━━━━━ ARTICLE ━━━━━

ASTROMER
****************************

Models
=============================

Single-Band Encoder
=============================

.. epigraph:: The **Single-Band Encoder** represents the main class of the models, which load, fit, encode and train the preprocessed weights.

.. epigraph:: It took every single-band light curve that may vary between different stars, and this depends on the objectives of the survey being carried out. 
.. epigraph:: The X is a set of observations of a celestial object over time (such as a star). Each observation had two characteristics: the magnitude (brightness) of the object and the Modified Julian Date (MJD) when the observation was made.

.. epigraph:: We propose to use learned representations of a transformer-based encoder to create embeddings that represent the variability of objects in dk.dimensional space. Making easy to fine-tune the model weights to match other surveys and use them to solve downstream task, such as classification or regression.

.. automodule:: ASTROMER.models
   :members:
   :show-inheritance: 


Preprocessing
============================

.. epigraph::This method creates the ASTRONOMER input format, which is based on the BERT masking strategy (Devlin et al., 2018) and results in all samples having the same length.

.. automodule:: ASTROMER.preprocessing
   :members:
   :undoc-members:
   :show-inheritance:

Utils
============================

.. automodule:: ASTROMER.utils
   :members:
   :undoc-members:
   :show-inheritance:

Quick-start
============================

.. epigraph:: **Install**

.. epigraph:: First, install the ASTROMER wheel using pip

.. code-block:: python
   
   pip install ASTROMER
   
.. code-block:: python

   from ASTROMER.models import SingleBandEncoder

.. epigraph::
  Then initiate

.. code-block:: python

  model = SingleBandEncoder()
  model = model.from_pretraining('macho')

.. epigraph:: It will automatically download the weights from this public github repository and load them into the SingleBandEncoder instance. Assuming you have a list of vary-lenght (numpy) light curves.

.. code-block:: python

  import numpy as np

  samples_collection = [ np.array([[5200, 0.3, 0.2],
                                   [5300, 0.5, 0.1],
                                   [5400, 0.2, 0.3]]),


.. epigraph:: Light curves are Lx3 matrices with time, magnitude, and magnitude std. To encode samples use:

.. code-block:: python


  attention_vectors = model.encode(samples_collection,
                                    oids_list=['1', '2'],
                                    batch_size=1,
                                    concatenate=True)


Fine Tune
-----------------------------------------------

.. epigraph:: `ASTROMER` can be easly trained by using the `fit`. It include

.. code-block:: python
   
   from ASTROMER import SingleBandEncoder

   model = SingleBandEncoder(num_layers= 2,
                          d_model   = 256,
                          num_heads = 4,
                          dff       = 128,
                          base      = 1000,
                          dropout   = 0.1,
                          maxlen    = 200)

━━━━━ RAW DATA ━━━━━

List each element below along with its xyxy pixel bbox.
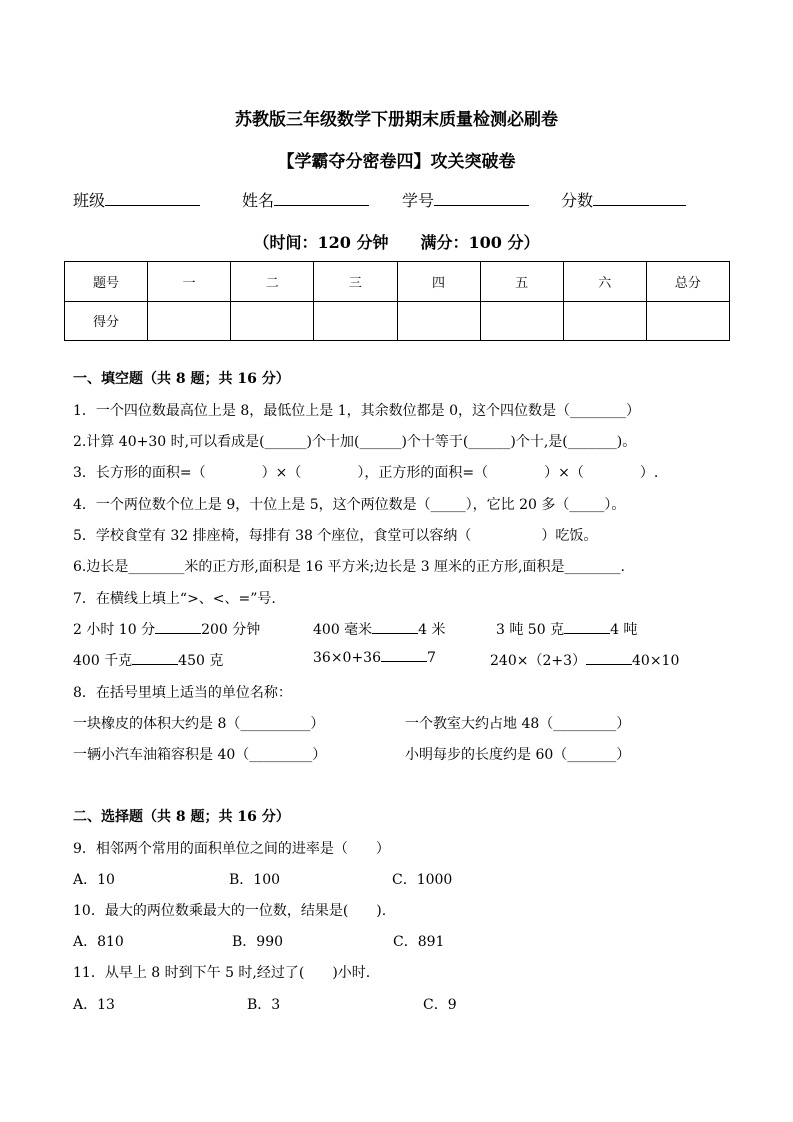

━━━━━

Type out the part of the ASTROMER documentation above from "model = model.from_pretraining('macho')" to "(numpy) light curves.", without changing any of it.

model = model.from_pretraining('macho')

.. epigraph:: It will automatically download the weights from this public github repository and load them into the SingleBandEncoder instance. Assuming you have a list of vary-lenght (numpy) light curves.